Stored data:

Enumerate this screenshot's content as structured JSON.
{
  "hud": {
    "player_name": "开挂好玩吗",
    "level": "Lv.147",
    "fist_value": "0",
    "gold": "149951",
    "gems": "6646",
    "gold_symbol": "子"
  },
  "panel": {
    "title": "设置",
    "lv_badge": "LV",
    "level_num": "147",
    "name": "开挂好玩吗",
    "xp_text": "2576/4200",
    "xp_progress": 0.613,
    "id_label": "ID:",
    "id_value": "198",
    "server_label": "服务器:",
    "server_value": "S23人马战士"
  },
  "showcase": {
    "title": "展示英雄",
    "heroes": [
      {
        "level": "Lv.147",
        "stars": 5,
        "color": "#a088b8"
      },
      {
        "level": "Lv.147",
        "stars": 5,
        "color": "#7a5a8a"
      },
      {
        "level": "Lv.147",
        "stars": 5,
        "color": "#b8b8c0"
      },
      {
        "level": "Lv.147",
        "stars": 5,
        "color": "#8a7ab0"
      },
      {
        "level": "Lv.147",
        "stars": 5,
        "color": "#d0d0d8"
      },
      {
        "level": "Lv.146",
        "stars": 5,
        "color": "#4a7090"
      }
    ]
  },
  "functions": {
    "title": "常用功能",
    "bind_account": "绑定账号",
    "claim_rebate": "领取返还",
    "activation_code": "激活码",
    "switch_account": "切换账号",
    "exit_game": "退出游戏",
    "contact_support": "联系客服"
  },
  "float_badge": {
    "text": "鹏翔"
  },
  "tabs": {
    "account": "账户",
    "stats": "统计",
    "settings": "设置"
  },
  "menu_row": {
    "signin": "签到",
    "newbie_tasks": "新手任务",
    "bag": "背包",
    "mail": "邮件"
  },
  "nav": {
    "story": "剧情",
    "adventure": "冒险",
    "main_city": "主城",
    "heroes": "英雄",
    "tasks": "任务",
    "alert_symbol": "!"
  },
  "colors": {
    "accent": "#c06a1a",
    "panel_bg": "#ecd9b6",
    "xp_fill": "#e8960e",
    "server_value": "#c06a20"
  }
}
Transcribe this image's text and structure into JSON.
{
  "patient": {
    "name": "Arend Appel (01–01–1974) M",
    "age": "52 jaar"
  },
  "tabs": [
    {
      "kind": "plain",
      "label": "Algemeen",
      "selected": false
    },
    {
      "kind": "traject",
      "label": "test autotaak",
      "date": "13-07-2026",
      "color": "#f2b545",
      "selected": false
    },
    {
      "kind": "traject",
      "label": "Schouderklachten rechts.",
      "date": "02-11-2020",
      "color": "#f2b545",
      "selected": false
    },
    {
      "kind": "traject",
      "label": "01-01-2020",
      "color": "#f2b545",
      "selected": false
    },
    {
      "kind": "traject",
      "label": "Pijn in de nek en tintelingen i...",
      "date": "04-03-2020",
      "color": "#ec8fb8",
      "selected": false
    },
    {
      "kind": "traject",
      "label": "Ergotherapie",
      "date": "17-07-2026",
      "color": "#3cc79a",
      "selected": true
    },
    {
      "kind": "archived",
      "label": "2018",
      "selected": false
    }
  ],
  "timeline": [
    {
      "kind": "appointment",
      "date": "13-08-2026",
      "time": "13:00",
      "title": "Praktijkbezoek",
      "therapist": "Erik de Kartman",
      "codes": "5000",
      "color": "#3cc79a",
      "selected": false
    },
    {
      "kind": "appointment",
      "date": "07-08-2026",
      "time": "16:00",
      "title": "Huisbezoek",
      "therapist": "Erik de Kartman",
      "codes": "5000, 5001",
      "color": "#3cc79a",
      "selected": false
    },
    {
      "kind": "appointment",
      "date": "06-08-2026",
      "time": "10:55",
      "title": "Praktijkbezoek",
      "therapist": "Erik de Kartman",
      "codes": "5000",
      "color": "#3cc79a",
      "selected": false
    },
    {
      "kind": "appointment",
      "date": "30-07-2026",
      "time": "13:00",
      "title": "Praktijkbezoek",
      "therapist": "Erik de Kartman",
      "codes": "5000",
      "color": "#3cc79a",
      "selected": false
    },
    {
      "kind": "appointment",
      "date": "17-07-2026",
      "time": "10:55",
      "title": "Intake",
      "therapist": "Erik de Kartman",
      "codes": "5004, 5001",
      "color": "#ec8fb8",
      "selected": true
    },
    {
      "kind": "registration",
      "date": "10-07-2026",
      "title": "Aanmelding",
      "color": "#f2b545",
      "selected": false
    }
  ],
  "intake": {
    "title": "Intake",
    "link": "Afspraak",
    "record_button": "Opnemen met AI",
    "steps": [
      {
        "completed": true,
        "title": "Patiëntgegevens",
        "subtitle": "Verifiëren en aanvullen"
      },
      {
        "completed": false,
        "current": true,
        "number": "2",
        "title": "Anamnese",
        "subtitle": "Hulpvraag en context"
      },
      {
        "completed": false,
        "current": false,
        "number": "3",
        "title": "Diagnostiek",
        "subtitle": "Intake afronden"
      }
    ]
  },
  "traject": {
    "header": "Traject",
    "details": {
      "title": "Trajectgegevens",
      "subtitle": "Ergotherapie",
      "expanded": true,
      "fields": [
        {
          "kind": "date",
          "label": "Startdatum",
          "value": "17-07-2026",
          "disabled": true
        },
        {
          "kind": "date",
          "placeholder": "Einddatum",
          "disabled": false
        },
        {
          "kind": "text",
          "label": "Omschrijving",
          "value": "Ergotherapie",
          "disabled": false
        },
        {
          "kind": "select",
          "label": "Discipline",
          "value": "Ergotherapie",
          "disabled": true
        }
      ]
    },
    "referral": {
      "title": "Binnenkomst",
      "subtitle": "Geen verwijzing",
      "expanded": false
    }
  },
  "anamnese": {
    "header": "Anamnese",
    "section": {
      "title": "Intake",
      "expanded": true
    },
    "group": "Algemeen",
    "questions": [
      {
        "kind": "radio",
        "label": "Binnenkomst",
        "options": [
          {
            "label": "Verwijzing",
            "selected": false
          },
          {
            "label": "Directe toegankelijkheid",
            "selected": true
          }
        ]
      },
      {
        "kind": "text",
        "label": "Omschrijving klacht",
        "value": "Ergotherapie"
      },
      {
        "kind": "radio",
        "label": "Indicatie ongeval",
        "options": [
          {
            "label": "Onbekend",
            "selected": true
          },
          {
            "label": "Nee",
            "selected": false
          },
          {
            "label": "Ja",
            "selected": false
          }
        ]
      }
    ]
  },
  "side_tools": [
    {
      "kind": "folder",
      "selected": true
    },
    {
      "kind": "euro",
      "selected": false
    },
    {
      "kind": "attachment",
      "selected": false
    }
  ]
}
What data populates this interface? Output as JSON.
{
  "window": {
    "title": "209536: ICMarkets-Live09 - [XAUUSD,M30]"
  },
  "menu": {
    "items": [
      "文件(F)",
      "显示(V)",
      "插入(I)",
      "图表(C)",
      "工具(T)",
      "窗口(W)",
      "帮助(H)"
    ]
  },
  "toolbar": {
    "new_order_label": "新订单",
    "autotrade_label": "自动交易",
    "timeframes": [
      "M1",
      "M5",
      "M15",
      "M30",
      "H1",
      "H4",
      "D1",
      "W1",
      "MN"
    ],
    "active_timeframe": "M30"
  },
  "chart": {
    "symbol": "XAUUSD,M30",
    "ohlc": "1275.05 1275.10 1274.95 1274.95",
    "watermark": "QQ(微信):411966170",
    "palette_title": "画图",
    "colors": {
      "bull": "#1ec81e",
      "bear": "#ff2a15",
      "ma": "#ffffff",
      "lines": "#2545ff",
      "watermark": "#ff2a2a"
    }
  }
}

Directive: Your task is to quote the listing above word for word.

Completed task:
Enumerate this screenshot's content as structured JSON.
{
  "hud": {
    "player_name": "开挂好玩吗",
    "level": "Lv.147",
    "fist_value": "0",
    "gold": "149951",
    "gems": "6646",
    "gold_symbol": "子"
  },
  "panel": {
    "title": "设置",
    "lv_badge": "LV",
    "level_num": "147",
    "name": "开挂好玩吗",
    "xp_text": "2576/4200",
    "xp_progress": 0.613,
    "id_label": "ID:",
    "id_value": "198",
    "server_label": "服务器:",
    "server_value": "S23人马战士"
  },
  "showcase": {
    "title": "展示英雄",
    "heroes": [
      {
        "level": "Lv.147",
        "stars": 5,
        "color": "#a088b8"
      },
      {
        "level": "Lv.147",
        "stars": 5,
        "color": "#7a5a8a"
      },
      {
        "level": "Lv.147",
        "stars": 5,
        "color": "#b8b8c0"
      },
      {
        "level": "Lv.147",
        "stars": 5,
        "color": "#8a7ab0"
      },
      {
        "level": "Lv.147",
        "stars": 5,
        "color": "#d0d0d8"
      },
      {
        "level": "Lv.146",
        "stars": 5,
        "color": "#4a7090"
      }
    ]
  },
  "functions": {
    "title": "常用功能",
    "bind_account": "绑定账号",
    "claim_rebate": "领取返还",
    "activation_code": "激活码",
    "switch_account": "切换账号",
    "exit_game": "退出游戏",
    "contact_support": "联系客服"
  },
  "float_badge": {
    "text": "鹏翔"
  },
  "tabs": {
    "account": "账户",
    "stats": "统计",
    "settings": "设置"
  },
  "menu_row": {
    "signin": "签到",
    "newbie_tasks": "新手任务",
    "bag": "背包",
    "mail": "邮件"
  },
  "nav": {
    "story": "剧情",
    "adventure": "冒险",
    "main_city": "主城",
    "heroes": "英雄",
    "tasks": "任务",
    "alert_symbol": "!"
  },
  "colors": {
    "accent": "#c06a1a",
    "panel_bg": "#ecd9b6",
    "xp_fill": "#e8960e",
    "server_value": "#c06a20"
  }
}
Transcribe this image's text and structure into JSON.
{
  "patient": {
    "name": "Arend Appel (01–01–1974) M",
    "age": "52 jaar"
  },
  "tabs": [
    {
      "kind": "plain",
      "label": "Algemeen",
      "selected": false
    },
    {
      "kind": "traject",
      "label": "test autotaak",
      "date": "13-07-2026",
      "color": "#f2b545",
      "selected": false
    },
    {
      "kind": "traject",
      "label": "Schouderklachten rechts.",
      "date": "02-11-2020",
      "color": "#f2b545",
      "selected": false
    },
    {
      "kind": "traject",
      "label": "01-01-2020",
      "color": "#f2b545",
      "selected": false
    },
    {
      "kind": "traject",
      "label": "Pijn in de nek en tintelingen i...",
      "date": "04-03-2020",
      "color": "#ec8fb8",
      "selected": false
    },
    {
      "kind": "traject",
      "label": "Ergotherapie",
      "date": "17-07-2026",
      "color": "#3cc79a",
      "selected": true
    },
    {
      "kind": "archived",
      "label": "2018",
      "selected": false
    }
  ],
  "timeline": [
    {
      "kind": "appointment",
      "date": "13-08-2026",
      "time": "13:00",
      "title": "Praktijkbezoek",
      "therapist": "Erik de Kartman",
      "codes": "5000",
      "color": "#3cc79a",
      "selected": false
    },
    {
      "kind": "appointment",
      "date": "07-08-2026",
      "time": "16:00",
      "title": "Huisbezoek",
      "therapist": "Erik de Kartman",
      "codes": "5000, 5001",
      "color": "#3cc79a",
      "selected": false
    },
    {
      "kind": "appointment",
      "date": "06-08-2026",
      "time": "10:55",
      "title": "Praktijkbezoek",
      "therapist": "Erik de Kartman",
      "codes": "5000",
      "color": "#3cc79a",
      "selected": false
    },
    {
      "kind": "appointment",
      "date": "30-07-2026",
      "time": "13:00",
      "title": "Praktijkbezoek",
      "therapist": "Erik de Kartman",
      "codes": "5000",
      "color": "#3cc79a",
      "selected": false
    },
    {
      "kind": "appointment",
      "date": "17-07-2026",
      "time": "10:55",
      "title": "Intake",
      "therapist": "Erik de Kartman",
      "codes": "5004, 5001",
      "color": "#ec8fb8",
      "selected": true
    },
    {
      "kind": "registration",
      "date": "10-07-2026",
      "title": "Aanmelding",
      "color": "#f2b545",
      "selected": false
    }
  ],
  "intake": {
    "title": "Intake",
    "link": "Afspraak",
    "record_button": "Opnemen met AI",
    "steps": [
      {
        "completed": true,
        "title": "Patiëntgegevens",
        "subtitle": "Verifiëren en aanvullen"
      },
      {
        "completed": false,
        "current": true,
        "number": "2",
        "title": "Anamnese",
        "subtitle": "Hulpvraag en context"
      },
      {
        "completed": false,
        "current": false,
        "number": "3",
        "title": "Diagnostiek",
        "subtitle": "Intake afronden"
      }
    ]
  },
  "traject": {
    "header": "Traject",
    "details": {
      "title": "Trajectgegevens",
      "subtitle": "Ergotherapie",
      "expanded": true,
      "fields": [
        {
          "kind": "date",
          "label": "Startdatum",
          "value": "17-07-2026",
          "disabled": true
        },
        {
          "kind": "date",
          "placeholder": "Einddatum",
          "disabled": false
        },
        {
          "kind": "text",
          "label": "Omschrijving",
          "value": "Ergotherapie",
          "disabled": false
        },
        {
          "kind": "select",
          "label": "Discipline",
          "value": "Ergotherapie",
          "disabled": true
        }
      ]
    },
    "referral": {
      "title": "Binnenkomst",
      "subtitle": "Geen verwijzing",
      "expanded": false
    }
  },
  "anamnese": {
    "header": "Anamnese",
    "section": {
      "title": "Intake",
      "expanded": true
    },
    "group": "Algemeen",
    "questions": [
      {
        "kind": "radio",
        "label": "Binnenkomst",
        "options": [
          {
            "label": "Verwijzing",
            "selected": false
          },
          {
            "label": "Directe toegankelijkheid",
            "selected": true
          }
        ]
      },
      {
        "kind": "text",
        "label": "Omschrijving klacht",
        "value": "Ergotherapie"
      },
      {
        "kind": "radio",
        "label": "Indicatie ongeval",
        "options": [
          {
            "label": "Onbekend",
            "selected": true
          },
          {
            "label": "Nee",
            "selected": false
          },
          {
            "label": "Ja",
            "selected": false
          }
        ]
      }
    ]
  },
  "side_tools": [
    {
      "kind": "folder",
      "selected": true
    },
    {
      "kind": "euro",
      "selected": false
    },
    {
      "kind": "attachment",
      "selected": false
    }
  ]
}
What data populates this interface? Output as JSON.
{
  "window": {
    "title": "209536: ICMarkets-Live09 - [XAUUSD,M30]"
  },
  "menu": {
    "items": [
      "文件(F)",
      "显示(V)",
      "插入(I)",
      "图表(C)",
      "工具(T)",
      "窗口(W)",
      "帮助(H)"
    ]
  },
  "toolbar": {
    "new_order_label": "新订单",
    "autotrade_label": "自动交易",
    "timeframes": [
      "M1",
      "M5",
      "M15",
      "M30",
      "H1",
      "H4",
      "D1",
      "W1",
      "MN"
    ],
    "active_timeframe": "M30"
  },
  "chart": {
    "symbol": "XAUUSD,M30",
    "ohlc": "1275.05 1275.10 1274.95 1274.95",
    "watermark": "QQ(微信):411966170",
    "palette_title": "画图",
    "colors": {
      "bull": "#1ec81e",
      "bear": "#ff2a15",
      "ma": "#ffffff",
      "lines": "#2545ff",
      "watermark": "#ff2a2a"
    }
  }
}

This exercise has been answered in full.